[Start of MATERIAL FOR THIS TASK]

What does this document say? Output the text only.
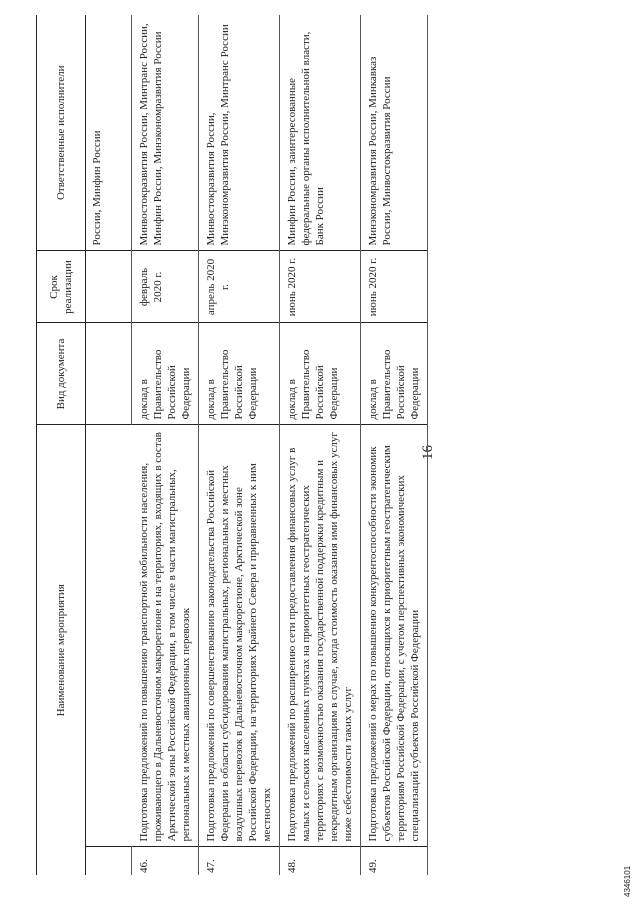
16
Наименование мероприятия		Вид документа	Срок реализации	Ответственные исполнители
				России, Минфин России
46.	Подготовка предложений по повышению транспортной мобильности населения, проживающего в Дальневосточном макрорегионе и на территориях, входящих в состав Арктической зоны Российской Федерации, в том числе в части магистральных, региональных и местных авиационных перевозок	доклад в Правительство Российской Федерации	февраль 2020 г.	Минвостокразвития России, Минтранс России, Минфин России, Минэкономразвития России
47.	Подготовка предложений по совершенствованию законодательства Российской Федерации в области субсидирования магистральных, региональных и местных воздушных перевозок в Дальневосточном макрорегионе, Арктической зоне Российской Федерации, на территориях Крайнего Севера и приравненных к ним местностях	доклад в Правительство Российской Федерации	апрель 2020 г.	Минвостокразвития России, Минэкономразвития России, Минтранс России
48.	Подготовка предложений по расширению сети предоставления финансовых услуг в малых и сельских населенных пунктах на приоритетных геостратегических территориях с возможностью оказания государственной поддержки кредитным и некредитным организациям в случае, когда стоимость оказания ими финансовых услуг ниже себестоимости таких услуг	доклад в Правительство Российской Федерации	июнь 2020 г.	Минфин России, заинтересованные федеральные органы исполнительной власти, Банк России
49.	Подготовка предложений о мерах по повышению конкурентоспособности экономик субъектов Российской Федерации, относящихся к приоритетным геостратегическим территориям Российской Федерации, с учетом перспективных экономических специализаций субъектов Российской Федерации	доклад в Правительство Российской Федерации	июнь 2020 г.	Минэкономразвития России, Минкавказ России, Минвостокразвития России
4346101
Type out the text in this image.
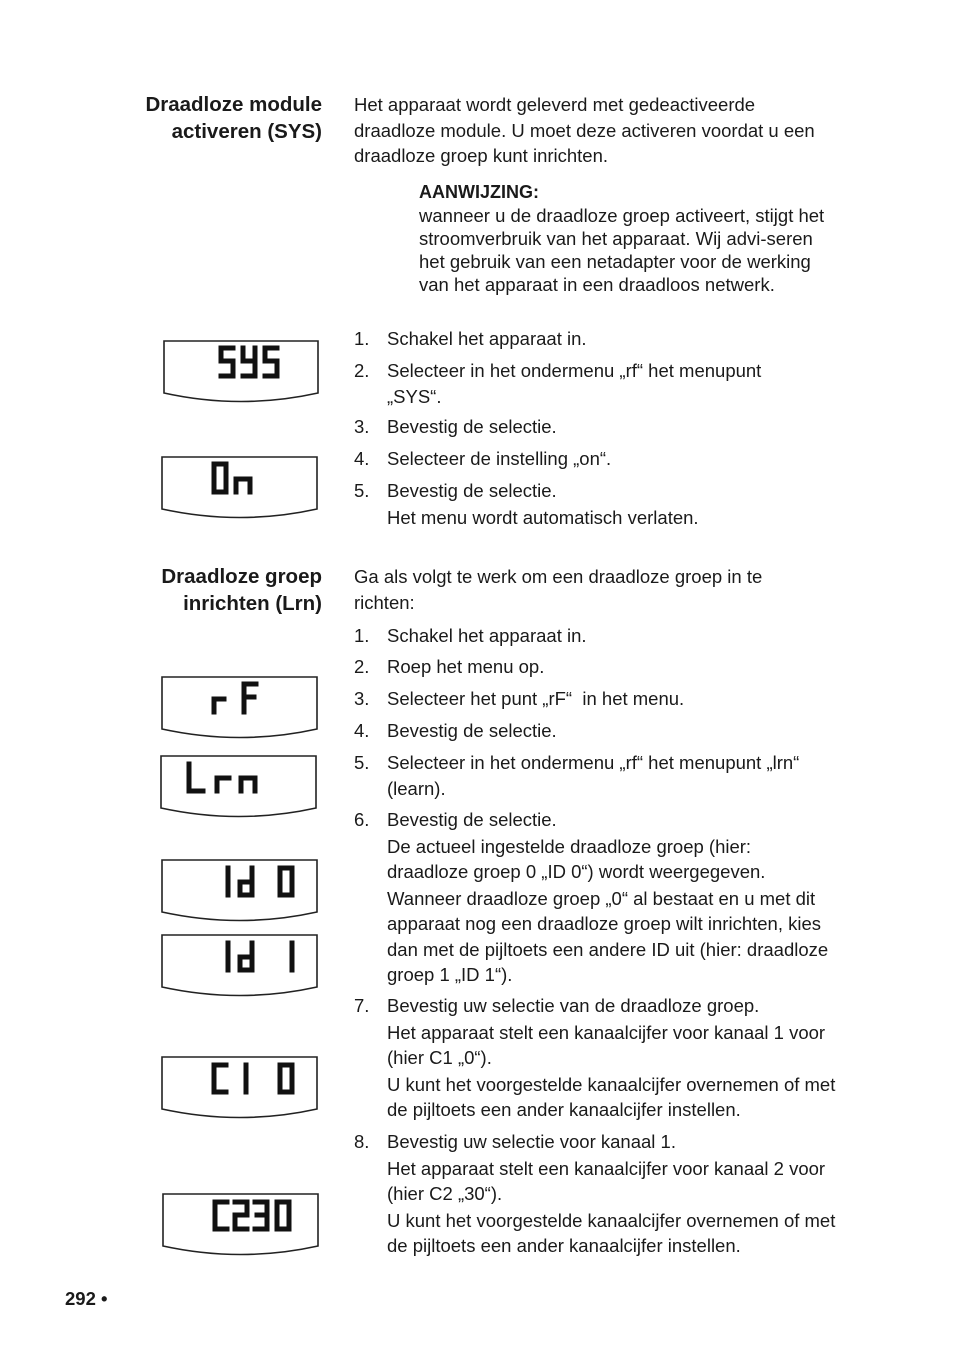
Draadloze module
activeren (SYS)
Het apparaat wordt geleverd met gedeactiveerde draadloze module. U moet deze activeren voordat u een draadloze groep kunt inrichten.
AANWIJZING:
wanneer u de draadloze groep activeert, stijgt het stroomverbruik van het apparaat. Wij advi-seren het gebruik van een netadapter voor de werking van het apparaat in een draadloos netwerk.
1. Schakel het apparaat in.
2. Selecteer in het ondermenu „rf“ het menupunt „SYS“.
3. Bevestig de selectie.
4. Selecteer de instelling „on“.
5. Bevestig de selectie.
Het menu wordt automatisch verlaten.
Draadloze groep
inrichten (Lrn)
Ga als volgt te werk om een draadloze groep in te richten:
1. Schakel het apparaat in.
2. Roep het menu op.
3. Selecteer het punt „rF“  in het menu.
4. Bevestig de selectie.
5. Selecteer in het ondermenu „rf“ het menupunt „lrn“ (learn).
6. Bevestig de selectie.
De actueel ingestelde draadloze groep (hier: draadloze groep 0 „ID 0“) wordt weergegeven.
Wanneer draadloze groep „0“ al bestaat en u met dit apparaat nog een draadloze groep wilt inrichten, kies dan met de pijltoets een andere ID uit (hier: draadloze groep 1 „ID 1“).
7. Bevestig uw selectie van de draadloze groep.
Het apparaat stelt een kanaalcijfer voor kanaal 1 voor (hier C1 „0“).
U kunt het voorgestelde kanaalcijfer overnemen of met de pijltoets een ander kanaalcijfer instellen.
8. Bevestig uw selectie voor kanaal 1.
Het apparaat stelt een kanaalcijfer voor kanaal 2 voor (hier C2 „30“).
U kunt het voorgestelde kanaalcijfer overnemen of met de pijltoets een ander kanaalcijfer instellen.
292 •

[End of MATERIAL FOR THIS TASK]
[Start of MATERIAL FOR THIS TASK]

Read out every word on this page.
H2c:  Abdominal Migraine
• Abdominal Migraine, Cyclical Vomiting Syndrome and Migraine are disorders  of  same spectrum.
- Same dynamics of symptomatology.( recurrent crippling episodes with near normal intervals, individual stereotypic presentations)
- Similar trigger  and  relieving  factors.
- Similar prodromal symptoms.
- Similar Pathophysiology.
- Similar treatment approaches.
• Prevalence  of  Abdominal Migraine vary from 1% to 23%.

[End of MATERIAL FOR THIS TASK]
[Start of MATERIAL FOR THIS TASK]

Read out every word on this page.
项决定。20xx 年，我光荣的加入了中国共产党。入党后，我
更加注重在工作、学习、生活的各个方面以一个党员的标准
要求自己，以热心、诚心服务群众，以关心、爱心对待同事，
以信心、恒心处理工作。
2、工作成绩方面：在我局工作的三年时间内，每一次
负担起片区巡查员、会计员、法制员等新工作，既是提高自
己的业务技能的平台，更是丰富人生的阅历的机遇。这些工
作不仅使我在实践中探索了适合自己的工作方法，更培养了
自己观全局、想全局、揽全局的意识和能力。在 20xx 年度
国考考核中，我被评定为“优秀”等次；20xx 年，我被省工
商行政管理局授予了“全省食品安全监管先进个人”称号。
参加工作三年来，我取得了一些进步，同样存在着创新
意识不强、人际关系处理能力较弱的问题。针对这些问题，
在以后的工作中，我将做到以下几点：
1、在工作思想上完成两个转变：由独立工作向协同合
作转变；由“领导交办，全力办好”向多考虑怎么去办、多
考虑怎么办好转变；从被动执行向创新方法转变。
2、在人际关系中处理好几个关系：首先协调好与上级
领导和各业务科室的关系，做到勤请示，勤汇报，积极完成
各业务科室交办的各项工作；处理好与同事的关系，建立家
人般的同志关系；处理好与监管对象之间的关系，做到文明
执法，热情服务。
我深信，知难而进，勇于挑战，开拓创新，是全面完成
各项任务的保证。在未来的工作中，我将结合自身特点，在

[End of MATERIAL FOR THIS TASK]

[WHAT IS ASKED]: Compute how many lines include the string "ondermenu", then give that number by itself.

[IN RESPONSE]: 2